=== Extracted entries ===
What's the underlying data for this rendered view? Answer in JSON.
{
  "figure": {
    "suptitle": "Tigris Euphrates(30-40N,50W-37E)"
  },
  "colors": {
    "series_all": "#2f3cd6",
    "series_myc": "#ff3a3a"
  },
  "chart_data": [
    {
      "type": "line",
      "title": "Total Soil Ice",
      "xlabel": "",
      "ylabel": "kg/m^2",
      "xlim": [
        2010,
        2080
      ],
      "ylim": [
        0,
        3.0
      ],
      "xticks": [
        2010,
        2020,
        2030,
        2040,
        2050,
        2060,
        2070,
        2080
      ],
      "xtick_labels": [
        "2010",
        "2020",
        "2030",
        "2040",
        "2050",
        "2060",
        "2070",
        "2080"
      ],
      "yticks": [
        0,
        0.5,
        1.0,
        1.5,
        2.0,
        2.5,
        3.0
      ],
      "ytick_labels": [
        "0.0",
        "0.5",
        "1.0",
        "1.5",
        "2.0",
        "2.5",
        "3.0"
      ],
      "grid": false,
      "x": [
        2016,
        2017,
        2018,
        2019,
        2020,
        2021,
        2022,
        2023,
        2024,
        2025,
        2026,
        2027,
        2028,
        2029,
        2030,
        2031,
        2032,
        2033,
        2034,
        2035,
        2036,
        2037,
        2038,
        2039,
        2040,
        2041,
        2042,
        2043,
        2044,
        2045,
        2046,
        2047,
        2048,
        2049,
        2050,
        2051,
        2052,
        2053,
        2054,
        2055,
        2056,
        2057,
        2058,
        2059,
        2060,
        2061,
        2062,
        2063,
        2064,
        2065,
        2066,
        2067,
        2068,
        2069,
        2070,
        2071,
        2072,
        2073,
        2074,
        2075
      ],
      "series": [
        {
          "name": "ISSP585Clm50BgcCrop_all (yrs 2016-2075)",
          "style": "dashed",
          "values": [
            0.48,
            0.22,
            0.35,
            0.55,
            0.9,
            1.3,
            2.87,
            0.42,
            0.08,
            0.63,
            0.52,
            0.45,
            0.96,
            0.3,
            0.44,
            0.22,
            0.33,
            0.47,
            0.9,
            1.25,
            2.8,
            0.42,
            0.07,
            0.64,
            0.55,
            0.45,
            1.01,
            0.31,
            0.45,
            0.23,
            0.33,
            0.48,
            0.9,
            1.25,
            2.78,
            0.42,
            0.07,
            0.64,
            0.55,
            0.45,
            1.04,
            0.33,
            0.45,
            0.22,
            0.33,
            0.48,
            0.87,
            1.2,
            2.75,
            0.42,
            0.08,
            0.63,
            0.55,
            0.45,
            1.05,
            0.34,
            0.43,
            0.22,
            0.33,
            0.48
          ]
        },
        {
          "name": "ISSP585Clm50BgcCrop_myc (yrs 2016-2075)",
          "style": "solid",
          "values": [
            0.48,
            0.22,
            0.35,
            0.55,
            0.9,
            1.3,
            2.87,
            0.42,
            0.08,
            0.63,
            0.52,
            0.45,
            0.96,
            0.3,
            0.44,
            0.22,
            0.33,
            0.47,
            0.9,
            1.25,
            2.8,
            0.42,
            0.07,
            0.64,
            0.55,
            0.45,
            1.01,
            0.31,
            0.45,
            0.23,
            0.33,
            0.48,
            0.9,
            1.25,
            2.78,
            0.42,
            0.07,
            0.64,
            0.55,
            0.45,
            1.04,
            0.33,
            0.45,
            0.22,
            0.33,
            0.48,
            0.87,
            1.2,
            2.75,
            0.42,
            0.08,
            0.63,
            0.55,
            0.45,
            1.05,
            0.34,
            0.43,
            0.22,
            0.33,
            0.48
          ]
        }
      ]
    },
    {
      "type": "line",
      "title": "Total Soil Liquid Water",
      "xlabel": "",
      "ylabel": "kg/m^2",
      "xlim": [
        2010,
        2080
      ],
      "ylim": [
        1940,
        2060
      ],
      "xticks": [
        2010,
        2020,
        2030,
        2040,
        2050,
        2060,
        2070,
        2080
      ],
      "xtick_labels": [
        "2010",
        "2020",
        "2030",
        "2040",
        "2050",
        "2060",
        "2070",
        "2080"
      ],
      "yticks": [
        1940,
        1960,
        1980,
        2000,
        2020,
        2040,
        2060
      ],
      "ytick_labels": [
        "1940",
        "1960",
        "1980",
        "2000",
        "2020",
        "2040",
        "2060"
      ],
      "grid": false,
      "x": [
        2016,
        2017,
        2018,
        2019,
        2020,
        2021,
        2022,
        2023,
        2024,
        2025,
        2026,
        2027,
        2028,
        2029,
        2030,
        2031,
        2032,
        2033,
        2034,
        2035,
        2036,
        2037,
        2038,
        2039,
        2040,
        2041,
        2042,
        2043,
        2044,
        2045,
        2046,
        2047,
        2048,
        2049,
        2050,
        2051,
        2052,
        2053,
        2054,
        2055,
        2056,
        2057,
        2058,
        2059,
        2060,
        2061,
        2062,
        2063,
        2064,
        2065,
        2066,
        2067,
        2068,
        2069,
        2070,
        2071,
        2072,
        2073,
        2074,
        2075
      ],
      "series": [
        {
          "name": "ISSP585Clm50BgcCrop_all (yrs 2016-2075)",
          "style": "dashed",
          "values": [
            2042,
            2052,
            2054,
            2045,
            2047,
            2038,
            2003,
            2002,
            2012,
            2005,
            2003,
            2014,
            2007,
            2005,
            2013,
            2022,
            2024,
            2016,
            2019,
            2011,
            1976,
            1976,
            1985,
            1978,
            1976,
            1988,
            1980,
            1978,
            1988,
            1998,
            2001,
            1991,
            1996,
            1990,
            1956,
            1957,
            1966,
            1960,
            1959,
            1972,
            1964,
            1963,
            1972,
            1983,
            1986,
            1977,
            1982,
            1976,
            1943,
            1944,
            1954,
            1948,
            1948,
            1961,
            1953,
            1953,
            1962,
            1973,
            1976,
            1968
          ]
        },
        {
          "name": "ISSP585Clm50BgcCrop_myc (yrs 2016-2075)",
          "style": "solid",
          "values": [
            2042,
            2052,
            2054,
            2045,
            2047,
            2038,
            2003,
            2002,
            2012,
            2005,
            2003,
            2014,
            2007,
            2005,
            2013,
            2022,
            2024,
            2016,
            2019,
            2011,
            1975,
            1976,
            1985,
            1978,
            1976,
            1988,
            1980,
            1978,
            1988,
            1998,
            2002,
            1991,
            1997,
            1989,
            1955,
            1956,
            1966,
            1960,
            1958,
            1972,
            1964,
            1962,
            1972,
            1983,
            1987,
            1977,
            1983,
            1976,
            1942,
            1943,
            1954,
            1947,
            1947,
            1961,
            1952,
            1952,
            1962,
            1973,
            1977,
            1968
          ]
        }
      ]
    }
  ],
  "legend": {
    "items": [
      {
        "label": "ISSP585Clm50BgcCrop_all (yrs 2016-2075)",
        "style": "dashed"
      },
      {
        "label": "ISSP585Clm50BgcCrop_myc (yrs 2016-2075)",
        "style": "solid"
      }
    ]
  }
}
===
Work to complete: Among the entries above, how many lines include the word "Total"? Reply with the number only.

Final result: 2